* [Data records]:
□ □ □ □ □ □ □
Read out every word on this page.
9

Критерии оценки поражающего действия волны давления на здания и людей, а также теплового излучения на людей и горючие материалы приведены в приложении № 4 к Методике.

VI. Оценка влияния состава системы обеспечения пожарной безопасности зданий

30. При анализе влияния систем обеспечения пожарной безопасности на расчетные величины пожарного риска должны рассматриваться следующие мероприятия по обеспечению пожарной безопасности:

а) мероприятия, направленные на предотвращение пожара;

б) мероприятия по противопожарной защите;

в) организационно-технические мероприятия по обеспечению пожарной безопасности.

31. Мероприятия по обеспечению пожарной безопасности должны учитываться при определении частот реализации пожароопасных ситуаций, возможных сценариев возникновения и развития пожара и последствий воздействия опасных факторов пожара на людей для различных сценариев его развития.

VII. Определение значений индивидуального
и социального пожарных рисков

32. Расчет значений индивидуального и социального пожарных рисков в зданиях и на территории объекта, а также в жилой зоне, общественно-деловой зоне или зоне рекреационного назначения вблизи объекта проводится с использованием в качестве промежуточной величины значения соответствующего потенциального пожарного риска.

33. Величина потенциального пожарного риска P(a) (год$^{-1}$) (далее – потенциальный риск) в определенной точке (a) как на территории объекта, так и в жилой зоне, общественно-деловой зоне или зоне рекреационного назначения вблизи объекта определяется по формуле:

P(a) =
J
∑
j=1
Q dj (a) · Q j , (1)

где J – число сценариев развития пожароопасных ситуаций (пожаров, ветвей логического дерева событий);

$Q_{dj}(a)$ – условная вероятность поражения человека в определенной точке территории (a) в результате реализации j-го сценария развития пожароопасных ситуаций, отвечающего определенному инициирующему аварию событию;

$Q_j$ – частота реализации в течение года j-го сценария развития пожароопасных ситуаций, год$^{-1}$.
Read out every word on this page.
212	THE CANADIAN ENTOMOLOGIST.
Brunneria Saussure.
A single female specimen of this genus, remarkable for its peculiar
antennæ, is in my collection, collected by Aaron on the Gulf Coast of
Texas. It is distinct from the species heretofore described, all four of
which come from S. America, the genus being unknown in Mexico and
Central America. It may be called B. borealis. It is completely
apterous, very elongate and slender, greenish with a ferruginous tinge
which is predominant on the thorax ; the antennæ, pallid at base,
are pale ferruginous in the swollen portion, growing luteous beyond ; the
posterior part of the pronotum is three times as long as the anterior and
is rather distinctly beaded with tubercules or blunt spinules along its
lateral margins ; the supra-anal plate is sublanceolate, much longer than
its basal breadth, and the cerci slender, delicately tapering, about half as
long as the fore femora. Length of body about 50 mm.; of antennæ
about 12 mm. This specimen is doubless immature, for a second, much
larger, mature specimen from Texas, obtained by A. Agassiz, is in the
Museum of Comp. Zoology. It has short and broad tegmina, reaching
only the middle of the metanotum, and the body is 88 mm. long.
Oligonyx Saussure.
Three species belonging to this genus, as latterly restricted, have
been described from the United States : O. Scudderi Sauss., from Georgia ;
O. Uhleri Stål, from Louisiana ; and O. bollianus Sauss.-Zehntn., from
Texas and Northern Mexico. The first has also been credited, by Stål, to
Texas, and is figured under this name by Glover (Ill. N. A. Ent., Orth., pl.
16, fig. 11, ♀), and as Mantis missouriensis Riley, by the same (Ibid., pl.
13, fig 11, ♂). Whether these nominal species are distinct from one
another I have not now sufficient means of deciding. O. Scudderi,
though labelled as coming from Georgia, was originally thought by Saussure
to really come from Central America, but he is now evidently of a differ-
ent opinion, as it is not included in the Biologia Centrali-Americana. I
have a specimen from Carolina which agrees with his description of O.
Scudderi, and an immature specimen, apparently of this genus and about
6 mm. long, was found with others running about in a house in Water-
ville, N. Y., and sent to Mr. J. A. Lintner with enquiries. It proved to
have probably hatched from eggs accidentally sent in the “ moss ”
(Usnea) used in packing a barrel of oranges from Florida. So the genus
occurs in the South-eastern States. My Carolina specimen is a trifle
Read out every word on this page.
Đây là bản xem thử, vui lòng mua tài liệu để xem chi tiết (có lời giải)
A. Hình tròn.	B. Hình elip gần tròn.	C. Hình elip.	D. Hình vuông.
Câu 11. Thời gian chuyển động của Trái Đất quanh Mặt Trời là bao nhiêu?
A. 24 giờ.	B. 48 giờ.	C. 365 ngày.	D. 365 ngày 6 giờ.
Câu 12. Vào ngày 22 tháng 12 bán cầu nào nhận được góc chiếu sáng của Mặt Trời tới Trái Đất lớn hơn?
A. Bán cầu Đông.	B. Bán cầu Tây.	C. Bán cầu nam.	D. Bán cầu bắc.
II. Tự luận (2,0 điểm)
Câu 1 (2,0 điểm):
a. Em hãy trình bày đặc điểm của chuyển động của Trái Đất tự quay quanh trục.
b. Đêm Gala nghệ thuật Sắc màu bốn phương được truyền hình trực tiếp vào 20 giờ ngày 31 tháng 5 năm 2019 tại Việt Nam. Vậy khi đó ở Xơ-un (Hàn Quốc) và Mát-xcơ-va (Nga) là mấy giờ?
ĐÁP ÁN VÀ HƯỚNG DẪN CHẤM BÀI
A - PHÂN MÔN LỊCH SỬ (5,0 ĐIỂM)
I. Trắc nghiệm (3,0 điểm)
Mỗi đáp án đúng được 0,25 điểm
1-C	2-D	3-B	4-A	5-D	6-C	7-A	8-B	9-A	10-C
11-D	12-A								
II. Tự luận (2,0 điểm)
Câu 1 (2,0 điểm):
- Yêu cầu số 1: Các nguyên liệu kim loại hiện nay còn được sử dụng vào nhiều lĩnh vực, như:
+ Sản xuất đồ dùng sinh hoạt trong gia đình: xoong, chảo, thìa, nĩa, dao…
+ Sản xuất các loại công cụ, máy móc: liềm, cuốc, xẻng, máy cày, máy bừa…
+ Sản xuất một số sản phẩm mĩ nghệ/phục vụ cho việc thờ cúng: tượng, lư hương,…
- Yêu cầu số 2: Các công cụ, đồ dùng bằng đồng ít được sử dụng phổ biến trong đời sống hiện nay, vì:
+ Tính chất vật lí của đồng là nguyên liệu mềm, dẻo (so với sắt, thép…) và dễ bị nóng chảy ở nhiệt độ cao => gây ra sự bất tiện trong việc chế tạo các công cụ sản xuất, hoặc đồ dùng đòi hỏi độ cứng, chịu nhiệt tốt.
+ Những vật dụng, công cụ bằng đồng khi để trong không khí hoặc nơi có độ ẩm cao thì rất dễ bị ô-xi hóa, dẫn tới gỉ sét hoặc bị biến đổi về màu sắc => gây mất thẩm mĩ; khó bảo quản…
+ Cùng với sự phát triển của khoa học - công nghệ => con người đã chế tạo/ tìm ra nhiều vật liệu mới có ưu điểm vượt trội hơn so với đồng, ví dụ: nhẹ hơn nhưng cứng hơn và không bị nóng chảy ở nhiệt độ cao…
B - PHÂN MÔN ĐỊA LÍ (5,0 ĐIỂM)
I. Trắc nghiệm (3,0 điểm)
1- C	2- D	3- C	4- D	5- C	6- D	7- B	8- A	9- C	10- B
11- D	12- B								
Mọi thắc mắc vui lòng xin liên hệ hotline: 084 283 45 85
□ □ □ □ □ □ □
* [Prompt]: Your task is to repeat every line exactly.

* [In response]:
Read out every word on this page.
9

Критерии оценки поражающего действия волны давления на здания и людей, а также теплового излучения на людей и горючие материалы приведены в приложении № 4 к Методике.

VI. Оценка влияния состава системы обеспечения пожарной безопасности зданий

30. При анализе влияния систем обеспечения пожарной безопасности на расчетные величины пожарного риска должны рассматриваться следующие мероприятия по обеспечению пожарной безопасности:

а) мероприятия, направленные на предотвращение пожара;

б) мероприятия по противопожарной защите;

в) организационно-технические мероприятия по обеспечению пожарной безопасности.

31. Мероприятия по обеспечению пожарной безопасности должны учитываться при определении частот реализации пожароопасных ситуаций, возможных сценариев возникновения и развития пожара и последствий воздействия опасных факторов пожара на людей для различных сценариев его развития.

VII. Определение значений индивидуального
и социального пожарных рисков

32. Расчет значений индивидуального и социального пожарных рисков в зданиях и на территории объекта, а также в жилой зоне, общественно-деловой зоне или зоне рекреационного назначения вблизи объекта проводится с использованием в качестве промежуточной величины значения соответствующего потенциального пожарного риска.

33. Величина потенциального пожарного риска P(a) (год$^{-1}$) (далее – потенциальный риск) в определенной точке (a) как на территории объекта, так и в жилой зоне, общественно-деловой зоне или зоне рекреационного назначения вблизи объекта определяется по формуле:

P(a) =
J
∑
j=1
Q dj (a) · Q j , (1)

где J – число сценариев развития пожароопасных ситуаций (пожаров, ветвей логического дерева событий);

$Q_{dj}(a)$ – условная вероятность поражения человека в определенной точке территории (a) в результате реализации j-го сценария развития пожароопасных ситуаций, отвечающего определенному инициирующему аварию событию;

$Q_j$ – частота реализации в течение года j-го сценария развития пожароопасных ситуаций, год$^{-1}$.
Read out every word on this page.
212	THE CANADIAN ENTOMOLOGIST.
Brunneria Saussure.
A single female specimen of this genus, remarkable for its peculiar
antennæ, is in my collection, collected by Aaron on the Gulf Coast of
Texas. It is distinct from the species heretofore described, all four of
which come from S. America, the genus being unknown in Mexico and
Central America. It may be called B. borealis. It is completely
apterous, very elongate and slender, greenish with a ferruginous tinge
which is predominant on the thorax ; the antennæ, pallid at base,
are pale ferruginous in the swollen portion, growing luteous beyond ; the
posterior part of the pronotum is three times as long as the anterior and
is rather distinctly beaded with tubercules or blunt spinules along its
lateral margins ; the supra-anal plate is sublanceolate, much longer than
its basal breadth, and the cerci slender, delicately tapering, about half as
long as the fore femora. Length of body about 50 mm.; of antennæ
about 12 mm. This specimen is doubless immature, for a second, much
larger, mature specimen from Texas, obtained by A. Agassiz, is in the
Museum of Comp. Zoology. It has short and broad tegmina, reaching
only the middle of the metanotum, and the body is 88 mm. long.
Oligonyx Saussure.
Three species belonging to this genus, as latterly restricted, have
been described from the United States : O. Scudderi Sauss., from Georgia ;
O. Uhleri Stål, from Louisiana ; and O. bollianus Sauss.-Zehntn., from
Texas and Northern Mexico. The first has also been credited, by Stål, to
Texas, and is figured under this name by Glover (Ill. N. A. Ent., Orth., pl.
16, fig. 11, ♀), and as Mantis missouriensis Riley, by the same (Ibid., pl.
13, fig 11, ♂). Whether these nominal species are distinct from one
another I have not now sufficient means of deciding. O. Scudderi,
though labelled as coming from Georgia, was originally thought by Saussure
to really come from Central America, but he is now evidently of a differ-
ent opinion, as it is not included in the Biologia Centrali-Americana. I
have a specimen from Carolina which agrees with his description of O.
Scudderi, and an immature specimen, apparently of this genus and about
6 mm. long, was found with others running about in a house in Water-
ville, N. Y., and sent to Mr. J. A. Lintner with enquiries. It proved to
have probably hatched from eggs accidentally sent in the “ moss ”
(Usnea) used in packing a barrel of oranges from Florida. So the genus
occurs in the South-eastern States. My Carolina specimen is a trifle
Read out every word on this page.
Đây là bản xem thử, vui lòng mua tài liệu để xem chi tiết (có lời giải)
A. Hình tròn.	B. Hình elip gần tròn.	C. Hình elip.	D. Hình vuông.
Câu 11. Thời gian chuyển động của Trái Đất quanh Mặt Trời là bao nhiêu?
A. 24 giờ.	B. 48 giờ.	C. 365 ngày.	D. 365 ngày 6 giờ.
Câu 12. Vào ngày 22 tháng 12 bán cầu nào nhận được góc chiếu sáng của Mặt Trời tới Trái Đất lớn hơn?
A. Bán cầu Đông.	B. Bán cầu Tây.	C. Bán cầu nam.	D. Bán cầu bắc.
II. Tự luận (2,0 điểm)
Câu 1 (2,0 điểm):
a. Em hãy trình bày đặc điểm của chuyển động của Trái Đất tự quay quanh trục.
b. Đêm Gala nghệ thuật Sắc màu bốn phương được truyền hình trực tiếp vào 20 giờ ngày 31 tháng 5 năm 2019 tại Việt Nam. Vậy khi đó ở Xơ-un (Hàn Quốc) và Mát-xcơ-va (Nga) là mấy giờ?
ĐÁP ÁN VÀ HƯỚNG DẪN CHẤM BÀI
A - PHÂN MÔN LỊCH SỬ (5,0 ĐIỂM)
I. Trắc nghiệm (3,0 điểm)
Mỗi đáp án đúng được 0,25 điểm
1-C	2-D	3-B	4-A	5-D	6-C	7-A	8-B	9-A	10-C
11-D	12-A								
II. Tự luận (2,0 điểm)
Câu 1 (2,0 điểm):
- Yêu cầu số 1: Các nguyên liệu kim loại hiện nay còn được sử dụng vào nhiều lĩnh vực, như:
+ Sản xuất đồ dùng sinh hoạt trong gia đình: xoong, chảo, thìa, nĩa, dao…
+ Sản xuất các loại công cụ, máy móc: liềm, cuốc, xẻng, máy cày, máy bừa…
+ Sản xuất một số sản phẩm mĩ nghệ/phục vụ cho việc thờ cúng: tượng, lư hương,…
- Yêu cầu số 2: Các công cụ, đồ dùng bằng đồng ít được sử dụng phổ biến trong đời sống hiện nay, vì:
+ Tính chất vật lí của đồng là nguyên liệu mềm, dẻo (so với sắt, thép…) và dễ bị nóng chảy ở nhiệt độ cao => gây ra sự bất tiện trong việc chế tạo các công cụ sản xuất, hoặc đồ dùng đòi hỏi độ cứng, chịu nhiệt tốt.
+ Những vật dụng, công cụ bằng đồng khi để trong không khí hoặc nơi có độ ẩm cao thì rất dễ bị ô-xi hóa, dẫn tới gỉ sét hoặc bị biến đổi về màu sắc => gây mất thẩm mĩ; khó bảo quản…
+ Cùng với sự phát triển của khoa học - công nghệ => con người đã chế tạo/ tìm ra nhiều vật liệu mới có ưu điểm vượt trội hơn so với đồng, ví dụ: nhẹ hơn nhưng cứng hơn và không bị nóng chảy ở nhiệt độ cao…
B - PHÂN MÔN ĐỊA LÍ (5,0 ĐIỂM)
I. Trắc nghiệm (3,0 điểm)
1- C	2- D	3- C	4- D	5- C	6- D	7- B	8- A	9- C	10- B
11- D	12- B								
Mọi thắc mắc vui lòng xin liên hệ hotline: 084 283 45 85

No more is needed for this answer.